- **PETUNJUK TUGAS**:
Kutipan teks di bawah membahas adab berdoa. Sebutkan setiap hal yang namanya disebut satu per satu sebagai sesuatu yang kehalalannya harus dijaga agar doa terkabul.

- **KUTIPAN TEKS**:
Na’udzubillahi mindzalik. Sesungguhnya, Allah paling tahu apa yang kita butuhkan.
Dan sebenarnya, jika kita mau jujur kepada diri, bahwa apa yang kita minta
dalam do’a, apa yang kita inginkan itu belum tentu sesuatu yang kita butuhkan.
Maka, kembalikan semua kepada Allah, Dzat Yang Maha Mengetahui tentang apa yang
kita butuhkan daripada yang sekedar kita inginkan. Terus saja berdo’a. Allah
paling tahu cara untuk mengabulkannya.
Ketiga, menjaga kehalalan makan, minum,
pakaian dan lain-lainnya adalah faktor penting yang menjadi adab agar do’a kita
terkabul. Sekali lagi kita ambil hikmah dari kisah hidup sahabat Sa’ad bin Abi
Waqash yang mustajab do’anya. Ketika Rasulullah mendo’akan Sa’ad agar menjadi
orang yang terkabul do’anya, maka Rasulullah juga menasihatkan hal berikut
seperti yang tertuang dalam hadits : dari Ibnu Abbas berkata ayat ini dibacakan
di hadapan Nabi SAW, “Wahai manusia
makanlah dari apa-apa yang di bumi dalam kondisi halal dan baik, lantas Sa’ad
bin Abi Waqqash berdiri dan berkata, “Wahai Rasulullah, doakan saya menjadi
orang yang terkabul do’anya.” Nabi bersabda kepadanya, “Ya Sa’ad perbagusilah
(usahakan agar halal dan baik) makananmu niscaya engkau menjadi orang yang
dikabulkan do’anya, demi Dzat yang jiwa Muhammad berada di tangan-Nya. Sungguh
seorang hamba menelan satu suapan yang haram di dalam rongganya, maka tidak
diterima darinya amalan selama empat puluh hari dan hamba mana saja yang
dagingnya tumbuh dari yang haram dan riba maka neraka lebih berkah untuknya.”

- **MATERI YANG DITAMPILKAN**:
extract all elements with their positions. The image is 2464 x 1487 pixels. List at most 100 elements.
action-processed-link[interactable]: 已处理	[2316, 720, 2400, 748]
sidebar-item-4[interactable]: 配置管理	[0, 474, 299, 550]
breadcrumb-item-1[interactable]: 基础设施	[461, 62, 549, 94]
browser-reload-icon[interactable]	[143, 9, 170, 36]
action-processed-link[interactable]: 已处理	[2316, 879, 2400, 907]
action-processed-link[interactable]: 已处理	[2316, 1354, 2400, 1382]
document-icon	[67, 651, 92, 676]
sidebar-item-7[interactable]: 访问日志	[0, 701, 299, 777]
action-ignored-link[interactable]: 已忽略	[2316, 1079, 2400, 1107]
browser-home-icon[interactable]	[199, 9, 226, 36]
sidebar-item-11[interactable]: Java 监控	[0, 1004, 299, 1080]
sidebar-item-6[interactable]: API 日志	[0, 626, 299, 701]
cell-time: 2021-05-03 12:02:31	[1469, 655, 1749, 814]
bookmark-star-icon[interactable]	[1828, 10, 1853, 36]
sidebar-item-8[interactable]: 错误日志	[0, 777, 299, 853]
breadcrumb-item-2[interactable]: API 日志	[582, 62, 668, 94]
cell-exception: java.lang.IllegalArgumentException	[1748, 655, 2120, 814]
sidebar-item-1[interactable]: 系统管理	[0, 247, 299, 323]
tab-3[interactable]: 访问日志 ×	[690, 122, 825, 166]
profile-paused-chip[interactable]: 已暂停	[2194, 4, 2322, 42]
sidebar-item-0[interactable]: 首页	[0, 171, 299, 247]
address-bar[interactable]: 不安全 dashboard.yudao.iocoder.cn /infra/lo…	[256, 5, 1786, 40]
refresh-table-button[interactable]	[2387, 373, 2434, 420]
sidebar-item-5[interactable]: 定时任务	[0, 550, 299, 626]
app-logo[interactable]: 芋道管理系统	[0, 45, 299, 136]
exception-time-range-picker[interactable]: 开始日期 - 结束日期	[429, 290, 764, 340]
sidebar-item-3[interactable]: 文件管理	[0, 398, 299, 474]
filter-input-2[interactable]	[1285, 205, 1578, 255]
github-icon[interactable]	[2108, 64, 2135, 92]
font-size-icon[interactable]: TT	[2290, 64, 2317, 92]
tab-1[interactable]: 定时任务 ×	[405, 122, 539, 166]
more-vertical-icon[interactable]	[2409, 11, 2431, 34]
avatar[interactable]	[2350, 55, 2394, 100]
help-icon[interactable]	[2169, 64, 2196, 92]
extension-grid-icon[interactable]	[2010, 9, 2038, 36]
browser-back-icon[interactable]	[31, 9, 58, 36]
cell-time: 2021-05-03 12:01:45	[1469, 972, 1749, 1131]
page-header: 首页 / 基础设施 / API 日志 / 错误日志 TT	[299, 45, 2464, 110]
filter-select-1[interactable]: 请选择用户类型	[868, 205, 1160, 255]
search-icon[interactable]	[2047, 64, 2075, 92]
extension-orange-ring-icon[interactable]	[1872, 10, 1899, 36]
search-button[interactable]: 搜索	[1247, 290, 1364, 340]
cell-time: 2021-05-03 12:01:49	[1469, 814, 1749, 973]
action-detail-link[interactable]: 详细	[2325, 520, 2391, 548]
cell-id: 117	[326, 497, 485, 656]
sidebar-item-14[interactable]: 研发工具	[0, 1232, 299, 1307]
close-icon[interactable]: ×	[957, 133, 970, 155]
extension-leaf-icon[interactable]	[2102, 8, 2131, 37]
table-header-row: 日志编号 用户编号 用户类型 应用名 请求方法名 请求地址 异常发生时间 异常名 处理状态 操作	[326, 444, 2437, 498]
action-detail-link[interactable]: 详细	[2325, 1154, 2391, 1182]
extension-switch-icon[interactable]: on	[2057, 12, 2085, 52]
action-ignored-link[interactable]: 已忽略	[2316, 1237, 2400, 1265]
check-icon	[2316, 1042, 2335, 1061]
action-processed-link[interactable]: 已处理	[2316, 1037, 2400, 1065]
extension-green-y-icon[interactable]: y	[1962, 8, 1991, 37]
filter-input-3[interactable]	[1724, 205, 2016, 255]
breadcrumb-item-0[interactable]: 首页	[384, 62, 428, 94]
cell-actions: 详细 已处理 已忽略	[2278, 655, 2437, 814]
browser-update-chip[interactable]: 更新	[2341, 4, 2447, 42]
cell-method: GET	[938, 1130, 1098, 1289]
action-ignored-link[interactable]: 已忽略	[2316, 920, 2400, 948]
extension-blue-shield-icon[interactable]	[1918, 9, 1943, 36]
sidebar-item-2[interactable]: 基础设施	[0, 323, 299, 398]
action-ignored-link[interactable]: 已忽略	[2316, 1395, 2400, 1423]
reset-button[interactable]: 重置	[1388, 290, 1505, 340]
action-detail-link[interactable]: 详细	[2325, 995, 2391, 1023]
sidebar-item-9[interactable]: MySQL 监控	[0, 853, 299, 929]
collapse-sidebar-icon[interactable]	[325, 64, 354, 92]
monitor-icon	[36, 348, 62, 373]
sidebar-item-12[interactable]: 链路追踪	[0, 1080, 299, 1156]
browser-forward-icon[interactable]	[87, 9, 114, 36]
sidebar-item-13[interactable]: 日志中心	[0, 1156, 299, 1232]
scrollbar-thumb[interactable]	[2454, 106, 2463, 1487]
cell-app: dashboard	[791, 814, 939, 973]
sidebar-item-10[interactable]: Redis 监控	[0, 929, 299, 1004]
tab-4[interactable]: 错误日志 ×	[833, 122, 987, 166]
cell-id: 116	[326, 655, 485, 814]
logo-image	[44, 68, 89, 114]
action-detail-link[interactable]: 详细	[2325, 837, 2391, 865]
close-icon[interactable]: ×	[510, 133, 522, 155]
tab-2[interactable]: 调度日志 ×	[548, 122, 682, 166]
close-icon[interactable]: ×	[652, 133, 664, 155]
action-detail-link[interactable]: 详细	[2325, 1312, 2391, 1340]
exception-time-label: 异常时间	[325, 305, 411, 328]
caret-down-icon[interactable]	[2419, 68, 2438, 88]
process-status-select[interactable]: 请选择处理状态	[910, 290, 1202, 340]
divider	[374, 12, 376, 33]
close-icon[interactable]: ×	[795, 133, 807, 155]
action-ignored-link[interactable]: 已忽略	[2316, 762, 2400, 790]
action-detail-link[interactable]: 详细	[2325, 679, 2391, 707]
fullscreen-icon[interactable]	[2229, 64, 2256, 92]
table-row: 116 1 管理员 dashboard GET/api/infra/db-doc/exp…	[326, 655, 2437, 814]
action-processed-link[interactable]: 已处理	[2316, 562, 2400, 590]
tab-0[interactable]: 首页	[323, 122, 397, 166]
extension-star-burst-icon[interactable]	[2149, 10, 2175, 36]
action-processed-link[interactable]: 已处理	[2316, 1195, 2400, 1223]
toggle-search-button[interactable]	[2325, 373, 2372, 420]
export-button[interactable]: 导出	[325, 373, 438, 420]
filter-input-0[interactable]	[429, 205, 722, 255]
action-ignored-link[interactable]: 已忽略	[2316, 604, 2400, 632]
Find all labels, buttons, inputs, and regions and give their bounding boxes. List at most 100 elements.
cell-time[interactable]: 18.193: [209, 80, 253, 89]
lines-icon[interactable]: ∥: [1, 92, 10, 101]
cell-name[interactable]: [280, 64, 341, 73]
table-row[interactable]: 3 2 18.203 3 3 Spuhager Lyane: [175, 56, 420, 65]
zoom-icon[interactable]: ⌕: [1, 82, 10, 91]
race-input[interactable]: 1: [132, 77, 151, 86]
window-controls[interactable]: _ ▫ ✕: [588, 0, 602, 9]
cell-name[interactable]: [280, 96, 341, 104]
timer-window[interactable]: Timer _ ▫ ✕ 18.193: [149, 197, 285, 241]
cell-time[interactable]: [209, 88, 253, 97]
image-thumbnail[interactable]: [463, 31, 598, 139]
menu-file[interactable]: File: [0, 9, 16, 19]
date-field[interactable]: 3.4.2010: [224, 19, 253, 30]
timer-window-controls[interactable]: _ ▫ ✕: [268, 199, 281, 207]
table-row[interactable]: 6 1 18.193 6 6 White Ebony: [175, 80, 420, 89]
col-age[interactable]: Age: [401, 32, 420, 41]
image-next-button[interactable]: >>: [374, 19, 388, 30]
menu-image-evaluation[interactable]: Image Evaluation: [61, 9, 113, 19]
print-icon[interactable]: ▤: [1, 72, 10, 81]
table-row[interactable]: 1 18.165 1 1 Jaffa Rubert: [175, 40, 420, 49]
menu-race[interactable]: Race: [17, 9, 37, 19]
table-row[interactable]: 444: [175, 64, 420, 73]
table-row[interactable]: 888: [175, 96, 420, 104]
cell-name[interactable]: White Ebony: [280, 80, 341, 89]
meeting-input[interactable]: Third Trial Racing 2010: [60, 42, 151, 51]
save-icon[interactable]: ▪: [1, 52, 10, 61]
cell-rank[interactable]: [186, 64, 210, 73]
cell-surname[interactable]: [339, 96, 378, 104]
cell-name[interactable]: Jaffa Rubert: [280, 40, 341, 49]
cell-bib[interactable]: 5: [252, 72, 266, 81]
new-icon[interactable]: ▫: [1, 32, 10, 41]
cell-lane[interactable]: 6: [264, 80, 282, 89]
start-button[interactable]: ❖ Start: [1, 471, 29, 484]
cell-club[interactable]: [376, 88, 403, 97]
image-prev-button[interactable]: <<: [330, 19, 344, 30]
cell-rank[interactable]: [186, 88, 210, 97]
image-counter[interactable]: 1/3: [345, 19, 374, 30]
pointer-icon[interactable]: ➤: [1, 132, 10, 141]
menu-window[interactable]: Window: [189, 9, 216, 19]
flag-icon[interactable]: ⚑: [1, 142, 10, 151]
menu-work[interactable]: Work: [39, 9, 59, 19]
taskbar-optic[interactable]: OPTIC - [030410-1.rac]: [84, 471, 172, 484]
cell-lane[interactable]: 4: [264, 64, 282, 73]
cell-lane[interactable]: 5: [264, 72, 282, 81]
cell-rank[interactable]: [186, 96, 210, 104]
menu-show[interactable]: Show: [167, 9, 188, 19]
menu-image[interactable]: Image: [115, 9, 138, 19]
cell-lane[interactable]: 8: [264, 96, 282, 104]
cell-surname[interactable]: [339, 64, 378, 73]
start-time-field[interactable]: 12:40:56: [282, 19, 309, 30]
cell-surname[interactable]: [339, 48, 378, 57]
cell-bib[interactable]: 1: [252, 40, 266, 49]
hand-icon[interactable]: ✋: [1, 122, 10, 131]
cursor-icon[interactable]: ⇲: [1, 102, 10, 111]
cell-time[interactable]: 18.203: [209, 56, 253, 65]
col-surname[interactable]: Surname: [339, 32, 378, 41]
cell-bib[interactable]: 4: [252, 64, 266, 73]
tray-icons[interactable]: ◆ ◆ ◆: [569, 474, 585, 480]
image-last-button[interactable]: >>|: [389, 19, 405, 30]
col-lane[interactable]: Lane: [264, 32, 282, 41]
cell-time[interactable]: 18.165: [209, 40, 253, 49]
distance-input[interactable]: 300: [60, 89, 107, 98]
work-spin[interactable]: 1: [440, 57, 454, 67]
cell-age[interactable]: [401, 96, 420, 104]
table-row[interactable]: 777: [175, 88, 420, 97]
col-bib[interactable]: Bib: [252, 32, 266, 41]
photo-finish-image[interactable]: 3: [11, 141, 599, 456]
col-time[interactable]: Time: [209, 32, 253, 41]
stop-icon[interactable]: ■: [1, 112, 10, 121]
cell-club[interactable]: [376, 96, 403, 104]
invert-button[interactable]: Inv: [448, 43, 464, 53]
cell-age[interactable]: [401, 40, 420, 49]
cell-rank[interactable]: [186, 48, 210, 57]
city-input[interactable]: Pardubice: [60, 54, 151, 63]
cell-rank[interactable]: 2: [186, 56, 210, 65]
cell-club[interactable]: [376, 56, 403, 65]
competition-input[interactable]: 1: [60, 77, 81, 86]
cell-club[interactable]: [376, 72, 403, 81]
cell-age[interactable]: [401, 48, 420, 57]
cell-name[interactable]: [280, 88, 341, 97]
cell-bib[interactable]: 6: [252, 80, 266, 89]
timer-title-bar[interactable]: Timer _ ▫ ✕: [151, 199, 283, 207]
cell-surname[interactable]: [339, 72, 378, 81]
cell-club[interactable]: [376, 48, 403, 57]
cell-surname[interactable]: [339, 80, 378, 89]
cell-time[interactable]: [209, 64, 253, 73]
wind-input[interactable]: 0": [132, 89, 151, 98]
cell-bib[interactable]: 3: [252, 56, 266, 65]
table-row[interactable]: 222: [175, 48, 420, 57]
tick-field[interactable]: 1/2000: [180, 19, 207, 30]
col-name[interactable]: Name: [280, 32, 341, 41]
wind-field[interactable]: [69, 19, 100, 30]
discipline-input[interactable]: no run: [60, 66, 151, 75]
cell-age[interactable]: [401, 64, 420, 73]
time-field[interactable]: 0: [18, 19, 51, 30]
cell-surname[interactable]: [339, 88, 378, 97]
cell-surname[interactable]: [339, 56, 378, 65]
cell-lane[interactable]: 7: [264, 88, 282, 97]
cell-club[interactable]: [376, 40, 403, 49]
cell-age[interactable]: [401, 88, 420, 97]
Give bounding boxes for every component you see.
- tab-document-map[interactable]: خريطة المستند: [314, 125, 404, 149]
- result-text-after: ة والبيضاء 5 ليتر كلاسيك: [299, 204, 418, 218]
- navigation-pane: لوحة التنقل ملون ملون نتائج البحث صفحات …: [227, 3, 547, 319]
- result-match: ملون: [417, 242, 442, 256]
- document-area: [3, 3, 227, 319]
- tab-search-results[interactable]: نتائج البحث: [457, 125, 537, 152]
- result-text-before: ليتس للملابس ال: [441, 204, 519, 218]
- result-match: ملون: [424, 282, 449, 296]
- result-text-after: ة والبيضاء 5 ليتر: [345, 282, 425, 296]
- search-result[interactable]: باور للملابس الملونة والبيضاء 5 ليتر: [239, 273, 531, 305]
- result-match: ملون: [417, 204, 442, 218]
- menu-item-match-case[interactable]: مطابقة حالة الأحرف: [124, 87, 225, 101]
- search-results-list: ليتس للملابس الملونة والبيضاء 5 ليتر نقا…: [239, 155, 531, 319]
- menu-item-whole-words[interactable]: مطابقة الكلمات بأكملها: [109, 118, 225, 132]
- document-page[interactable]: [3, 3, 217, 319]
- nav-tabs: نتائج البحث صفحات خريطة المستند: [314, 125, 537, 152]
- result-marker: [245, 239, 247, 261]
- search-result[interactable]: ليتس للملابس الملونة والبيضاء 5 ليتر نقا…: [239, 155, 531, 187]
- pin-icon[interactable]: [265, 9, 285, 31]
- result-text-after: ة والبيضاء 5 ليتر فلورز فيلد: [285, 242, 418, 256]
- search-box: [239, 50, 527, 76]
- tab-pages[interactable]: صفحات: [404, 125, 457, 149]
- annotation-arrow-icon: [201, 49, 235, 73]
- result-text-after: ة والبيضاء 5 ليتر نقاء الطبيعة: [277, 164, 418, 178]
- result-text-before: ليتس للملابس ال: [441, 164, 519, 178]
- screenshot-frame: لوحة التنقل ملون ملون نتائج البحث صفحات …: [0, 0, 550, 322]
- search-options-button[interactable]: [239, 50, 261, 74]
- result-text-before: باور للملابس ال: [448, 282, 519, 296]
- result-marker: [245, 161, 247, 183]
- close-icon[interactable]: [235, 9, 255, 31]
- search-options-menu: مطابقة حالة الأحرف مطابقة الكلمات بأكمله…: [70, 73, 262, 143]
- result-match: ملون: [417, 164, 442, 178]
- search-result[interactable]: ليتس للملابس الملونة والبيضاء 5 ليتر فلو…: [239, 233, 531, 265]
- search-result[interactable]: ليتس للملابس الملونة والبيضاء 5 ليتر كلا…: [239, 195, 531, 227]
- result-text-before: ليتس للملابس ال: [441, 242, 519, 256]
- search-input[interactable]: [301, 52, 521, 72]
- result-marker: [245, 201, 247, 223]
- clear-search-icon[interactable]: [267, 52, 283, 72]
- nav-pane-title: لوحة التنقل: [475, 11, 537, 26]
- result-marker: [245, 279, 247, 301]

- **HASIL TUGAS**:
Makan, minum, dan pakaian.